### Task objective
Transcribe every line exactly. Leave the pictures behind.

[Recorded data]
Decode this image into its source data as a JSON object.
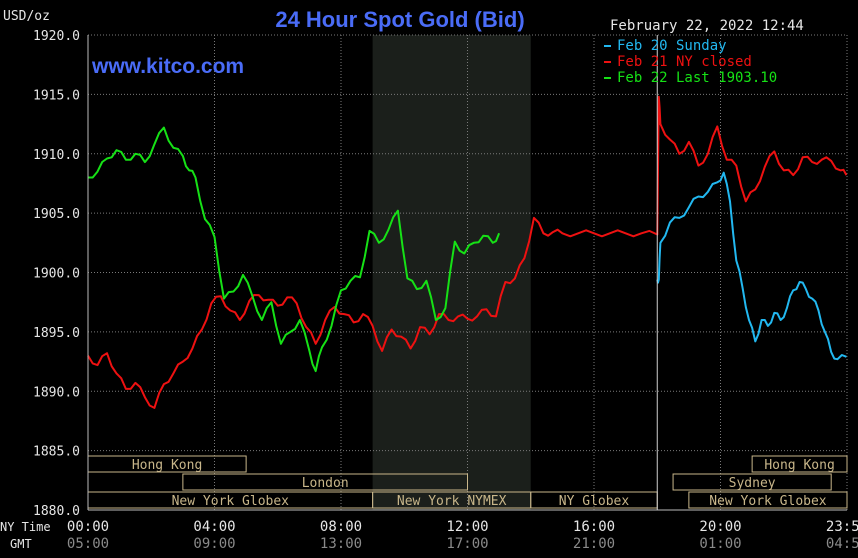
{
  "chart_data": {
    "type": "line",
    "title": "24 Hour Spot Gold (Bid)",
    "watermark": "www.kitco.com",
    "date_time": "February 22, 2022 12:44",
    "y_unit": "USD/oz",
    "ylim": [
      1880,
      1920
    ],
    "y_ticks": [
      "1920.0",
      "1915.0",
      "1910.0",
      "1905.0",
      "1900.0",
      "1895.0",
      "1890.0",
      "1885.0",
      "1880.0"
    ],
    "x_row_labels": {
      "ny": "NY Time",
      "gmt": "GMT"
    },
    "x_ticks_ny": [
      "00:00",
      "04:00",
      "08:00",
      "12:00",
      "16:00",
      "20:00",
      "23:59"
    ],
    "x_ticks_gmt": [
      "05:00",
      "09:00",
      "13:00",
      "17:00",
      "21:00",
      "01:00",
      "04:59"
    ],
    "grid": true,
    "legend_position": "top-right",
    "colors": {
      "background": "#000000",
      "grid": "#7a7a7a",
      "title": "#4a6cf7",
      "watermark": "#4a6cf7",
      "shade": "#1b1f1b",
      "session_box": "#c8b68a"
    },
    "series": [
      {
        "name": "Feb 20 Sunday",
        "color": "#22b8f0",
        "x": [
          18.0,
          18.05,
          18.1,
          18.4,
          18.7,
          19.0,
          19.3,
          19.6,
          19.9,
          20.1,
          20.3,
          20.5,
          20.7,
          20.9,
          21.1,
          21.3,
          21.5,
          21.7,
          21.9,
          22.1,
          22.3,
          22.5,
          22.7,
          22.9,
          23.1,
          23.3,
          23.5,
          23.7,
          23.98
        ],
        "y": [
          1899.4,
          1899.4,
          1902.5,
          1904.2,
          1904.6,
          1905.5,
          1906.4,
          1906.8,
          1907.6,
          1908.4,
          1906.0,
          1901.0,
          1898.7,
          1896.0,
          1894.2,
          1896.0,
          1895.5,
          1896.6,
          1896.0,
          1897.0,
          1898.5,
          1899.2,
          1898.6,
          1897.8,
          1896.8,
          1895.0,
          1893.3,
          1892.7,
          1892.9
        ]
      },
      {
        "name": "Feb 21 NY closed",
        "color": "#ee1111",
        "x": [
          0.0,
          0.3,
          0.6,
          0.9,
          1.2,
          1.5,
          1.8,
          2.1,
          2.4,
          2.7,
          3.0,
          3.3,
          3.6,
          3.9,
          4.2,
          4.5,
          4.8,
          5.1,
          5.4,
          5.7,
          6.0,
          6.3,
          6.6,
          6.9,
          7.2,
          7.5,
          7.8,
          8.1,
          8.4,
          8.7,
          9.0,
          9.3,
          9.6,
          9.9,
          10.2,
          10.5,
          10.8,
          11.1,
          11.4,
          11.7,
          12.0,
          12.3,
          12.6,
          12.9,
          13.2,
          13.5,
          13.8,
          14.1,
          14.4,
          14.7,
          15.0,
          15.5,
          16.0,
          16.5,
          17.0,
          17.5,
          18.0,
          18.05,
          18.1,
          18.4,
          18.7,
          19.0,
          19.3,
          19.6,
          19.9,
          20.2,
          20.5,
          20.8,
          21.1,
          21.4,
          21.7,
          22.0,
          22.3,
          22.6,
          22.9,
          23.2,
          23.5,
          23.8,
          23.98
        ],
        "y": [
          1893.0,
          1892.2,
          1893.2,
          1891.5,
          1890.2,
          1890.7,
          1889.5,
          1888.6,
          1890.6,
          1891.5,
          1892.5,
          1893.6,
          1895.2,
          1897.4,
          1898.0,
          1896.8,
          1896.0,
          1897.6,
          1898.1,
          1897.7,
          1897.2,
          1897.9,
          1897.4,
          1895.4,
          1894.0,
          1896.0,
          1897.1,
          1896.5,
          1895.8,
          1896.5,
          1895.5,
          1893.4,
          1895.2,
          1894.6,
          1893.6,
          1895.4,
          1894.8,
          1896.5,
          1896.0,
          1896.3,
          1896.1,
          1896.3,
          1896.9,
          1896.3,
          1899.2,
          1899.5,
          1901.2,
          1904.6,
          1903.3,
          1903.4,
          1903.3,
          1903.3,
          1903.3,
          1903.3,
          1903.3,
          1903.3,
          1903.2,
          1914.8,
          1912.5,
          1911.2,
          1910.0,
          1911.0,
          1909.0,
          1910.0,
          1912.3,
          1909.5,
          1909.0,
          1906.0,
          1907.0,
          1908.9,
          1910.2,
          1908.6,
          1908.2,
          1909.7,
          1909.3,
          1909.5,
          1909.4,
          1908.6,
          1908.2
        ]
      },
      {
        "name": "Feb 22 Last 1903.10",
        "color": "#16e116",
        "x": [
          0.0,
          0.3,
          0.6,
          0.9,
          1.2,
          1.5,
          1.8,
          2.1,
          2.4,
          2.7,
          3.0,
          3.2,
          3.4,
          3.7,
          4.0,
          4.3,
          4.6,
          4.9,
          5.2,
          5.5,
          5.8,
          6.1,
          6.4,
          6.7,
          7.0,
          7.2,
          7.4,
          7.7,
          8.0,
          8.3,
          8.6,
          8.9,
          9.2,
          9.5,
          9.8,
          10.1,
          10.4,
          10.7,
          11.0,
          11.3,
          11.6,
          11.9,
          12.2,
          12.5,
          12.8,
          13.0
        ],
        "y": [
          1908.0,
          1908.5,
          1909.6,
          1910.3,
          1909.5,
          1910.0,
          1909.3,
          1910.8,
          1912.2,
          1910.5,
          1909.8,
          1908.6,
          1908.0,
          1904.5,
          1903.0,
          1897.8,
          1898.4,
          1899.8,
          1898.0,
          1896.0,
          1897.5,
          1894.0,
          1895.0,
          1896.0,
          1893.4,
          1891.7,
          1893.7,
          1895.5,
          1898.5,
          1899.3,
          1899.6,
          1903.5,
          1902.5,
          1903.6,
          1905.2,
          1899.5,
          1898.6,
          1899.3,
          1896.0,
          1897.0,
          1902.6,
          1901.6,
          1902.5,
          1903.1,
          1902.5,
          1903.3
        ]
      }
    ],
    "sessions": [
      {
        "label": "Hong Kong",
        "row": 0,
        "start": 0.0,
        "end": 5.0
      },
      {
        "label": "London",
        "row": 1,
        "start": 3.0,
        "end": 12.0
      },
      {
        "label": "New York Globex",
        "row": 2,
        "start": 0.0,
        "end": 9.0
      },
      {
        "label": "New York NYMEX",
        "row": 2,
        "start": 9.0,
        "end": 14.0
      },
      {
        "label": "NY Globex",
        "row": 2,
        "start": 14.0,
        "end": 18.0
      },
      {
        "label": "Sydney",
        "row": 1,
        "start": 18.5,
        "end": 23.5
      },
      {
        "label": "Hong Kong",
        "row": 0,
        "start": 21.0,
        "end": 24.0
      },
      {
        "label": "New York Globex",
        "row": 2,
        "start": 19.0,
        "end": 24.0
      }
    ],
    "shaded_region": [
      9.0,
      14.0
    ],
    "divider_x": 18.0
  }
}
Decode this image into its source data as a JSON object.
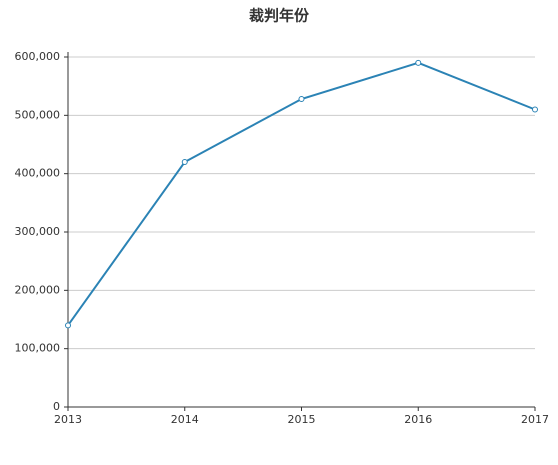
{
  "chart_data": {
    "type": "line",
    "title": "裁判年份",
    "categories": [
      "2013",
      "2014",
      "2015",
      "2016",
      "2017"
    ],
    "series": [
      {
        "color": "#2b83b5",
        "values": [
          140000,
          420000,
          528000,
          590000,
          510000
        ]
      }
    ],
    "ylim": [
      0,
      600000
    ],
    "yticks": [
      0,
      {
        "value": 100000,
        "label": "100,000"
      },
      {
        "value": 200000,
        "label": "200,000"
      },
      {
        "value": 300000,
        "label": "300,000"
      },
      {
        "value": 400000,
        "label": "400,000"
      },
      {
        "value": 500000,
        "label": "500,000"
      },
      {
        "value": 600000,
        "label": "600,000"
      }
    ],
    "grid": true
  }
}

### Solved exercise
Decode this image into its source data as a JSON object.
{
  "chart_data": {
    "type": "line",
    "title": "24 Hour Spot Gold (Bid)",
    "watermark": "www.kitco.com",
    "date_time": "February 22, 2022 12:44",
    "y_unit": "USD/oz",
    "ylim": [
      1880,
      1920
    ],
    "y_ticks": [
      "1920.0",
      "1915.0",
      "1910.0",
      "1905.0",
      "1900.0",
      "1895.0",
      "1890.0",
      "1885.0",
      "1880.0"
    ],
    "x_row_labels": {
      "ny": "NY Time",
      "gmt": "GMT"
    },
    "x_ticks_ny": [
      "00:00",
      "04:00",
      "08:00",
      "12:00",
      "16:00",
      "20:00",
      "23:59"
    ],
    "x_ticks_gmt": [
      "05:00",
      "09:00",
      "13:00",
      "17:00",
      "21:00",
      "01:00",
      "04:59"
    ],
    "grid": true,
    "legend_position": "top-right",
    "colors": {
      "background": "#000000",
      "grid": "#7a7a7a",
      "title": "#4a6cf7",
      "watermark": "#4a6cf7",
      "shade": "#1b1f1b",
      "session_box": "#c8b68a"
    },
    "series": [
      {
        "name": "Feb 20 Sunday",
        "color": "#22b8f0",
        "x": [
          18.0,
          18.05,
          18.1,
          18.4,
          18.7,
          19.0,
          19.3,
          19.6,
          19.9,
          20.1,
          20.3,
          20.5,
          20.7,
          20.9,
          21.1,
          21.3,
          21.5,
          21.7,
          21.9,
          22.1,
          22.3,
          22.5,
          22.7,
          22.9,
          23.1,
          23.3,
          23.5,
          23.7,
          23.98
        ],
        "y": [
          1899.4,
          1899.4,
          1902.5,
          1904.2,
          1904.6,
          1905.5,
          1906.4,
          1906.8,
          1907.6,
          1908.4,
          1906.0,
          1901.0,
          1898.7,
          1896.0,
          1894.2,
          1896.0,
          1895.5,
          1896.6,
          1896.0,
          1897.0,
          1898.5,
          1899.2,
          1898.6,
          1897.8,
          1896.8,
          1895.0,
          1893.3,
          1892.7,
          1892.9
        ]
      },
      {
        "name": "Feb 21 NY closed",
        "color": "#ee1111",
        "x": [
          0.0,
          0.3,
          0.6,
          0.9,
          1.2,
          1.5,
          1.8,
          2.1,
          2.4,
          2.7,
          3.0,
          3.3,
          3.6,
          3.9,
          4.2,
          4.5,
          4.8,
          5.1,
          5.4,
          5.7,
          6.0,
          6.3,
          6.6,
          6.9,
          7.2,
          7.5,
          7.8,
          8.1,
          8.4,
          8.7,
          9.0,
          9.3,
          9.6,
          9.9,
          10.2,
          10.5,
          10.8,
          11.1,
          11.4,
          11.7,
          12.0,
          12.3,
          12.6,
          12.9,
          13.2,
          13.5,
          13.8,
          14.1,
          14.4,
          14.7,
          15.0,
          15.5,
          16.0,
          16.5,
          17.0,
          17.5,
          18.0,
          18.05,
          18.1,
          18.4,
          18.7,
          19.0,
          19.3,
          19.6,
          19.9,
          20.2,
          20.5,
          20.8,
          21.1,
          21.4,
          21.7,
          22.0,
          22.3,
          22.6,
          22.9,
          23.2,
          23.5,
          23.8,
          23.98
        ],
        "y": [
          1893.0,
          1892.2,
          1893.2,
          1891.5,
          1890.2,
          1890.7,
          1889.5,
          1888.6,
          1890.6,
          1891.5,
          1892.5,
          1893.6,
          1895.2,
          1897.4,
          1898.0,
          1896.8,
          1896.0,
          1897.6,
          1898.1,
          1897.7,
          1897.2,
          1897.9,
          1897.4,
          1895.4,
          1894.0,
          1896.0,
          1897.1,
          1896.5,
          1895.8,
          1896.5,
          1895.5,
          1893.4,
          1895.2,
          1894.6,
          1893.6,
          1895.4,
          1894.8,
          1896.5,
          1896.0,
          1896.3,
          1896.1,
          1896.3,
          1896.9,
          1896.3,
          1899.2,
          1899.5,
          1901.2,
          1904.6,
          1903.3,
          1903.4,
          1903.3,
          1903.3,
          1903.3,
          1903.3,
          1903.3,
          1903.3,
          1903.2,
          1914.8,
          1912.5,
          1911.2,
          1910.0,
          1911.0,
          1909.0,
          1910.0,
          1912.3,
          1909.5,
          1909.0,
          1906.0,
          1907.0,
          1908.9,
          1910.2,
          1908.6,
          1908.2,
          1909.7,
          1909.3,
          1909.5,
          1909.4,
          1908.6,
          1908.2
        ]
      },
      {
        "name": "Feb 22 Last 1903.10",
        "color": "#16e116",
        "x": [
          0.0,
          0.3,
          0.6,
          0.9,
          1.2,
          1.5,
          1.8,
          2.1,
          2.4,
          2.7,
          3.0,
          3.2,
          3.4,
          3.7,
          4.0,
          4.3,
          4.6,
          4.9,
          5.2,
          5.5,
          5.8,
          6.1,
          6.4,
          6.7,
          7.0,
          7.2,
          7.4,
          7.7,
          8.0,
          8.3,
          8.6,
          8.9,
          9.2,
          9.5,
          9.8,
          10.1,
          10.4,
          10.7,
          11.0,
          11.3,
          11.6,
          11.9,
          12.2,
          12.5,
          12.8,
          13.0
        ],
        "y": [
          1908.0,
          1908.5,
          1909.6,
          1910.3,
          1909.5,
          1910.0,
          1909.3,
          1910.8,
          1912.2,
          1910.5,
          1909.8,
          1908.6,
          1908.0,
          1904.5,
          1903.0,
          1897.8,
          1898.4,
          1899.8,
          1898.0,
          1896.0,
          1897.5,
          1894.0,
          1895.0,
          1896.0,
          1893.4,
          1891.7,
          1893.7,
          1895.5,
          1898.5,
          1899.3,
          1899.6,
          1903.5,
          1902.5,
          1903.6,
          1905.2,
          1899.5,
          1898.6,
          1899.3,
          1896.0,
          1897.0,
          1902.6,
          1901.6,
          1902.5,
          1903.1,
          1902.5,
          1903.3
        ]
      }
    ],
    "sessions": [
      {
        "label": "Hong Kong",
        "row": 0,
        "start": 0.0,
        "end": 5.0
      },
      {
        "label": "London",
        "row": 1,
        "start": 3.0,
        "end": 12.0
      },
      {
        "label": "New York Globex",
        "row": 2,
        "start": 0.0,
        "end": 9.0
      },
      {
        "label": "New York NYMEX",
        "row": 2,
        "start": 9.0,
        "end": 14.0
      },
      {
        "label": "NY Globex",
        "row": 2,
        "start": 14.0,
        "end": 18.0
      },
      {
        "label": "Sydney",
        "row": 1,
        "start": 18.5,
        "end": 23.5
      },
      {
        "label": "Hong Kong",
        "row": 0,
        "start": 21.0,
        "end": 24.0
      },
      {
        "label": "New York Globex",
        "row": 2,
        "start": 19.0,
        "end": 24.0
      }
    ],
    "shaded_region": [
      9.0,
      14.0
    ],
    "divider_x": 18.0
  }
}
Decode this image into its source data as a JSON object.
{
  "chart_data": {
    "type": "line",
    "title": "裁判年份",
    "categories": [
      "2013",
      "2014",
      "2015",
      "2016",
      "2017"
    ],
    "series": [
      {
        "color": "#2b83b5",
        "values": [
          140000,
          420000,
          528000,
          590000,
          510000
        ]
      }
    ],
    "ylim": [
      0,
      600000
    ],
    "yticks": [
      0,
      {
        "value": 100000,
        "label": "100,000"
      },
      {
        "value": 200000,
        "label": "200,000"
      },
      {
        "value": 300000,
        "label": "300,000"
      },
      {
        "value": 400000,
        "label": "400,000"
      },
      {
        "value": 500000,
        "label": "500,000"
      },
      {
        "value": 600000,
        "label": "600,000"
      }
    ],
    "grid": true
  }
}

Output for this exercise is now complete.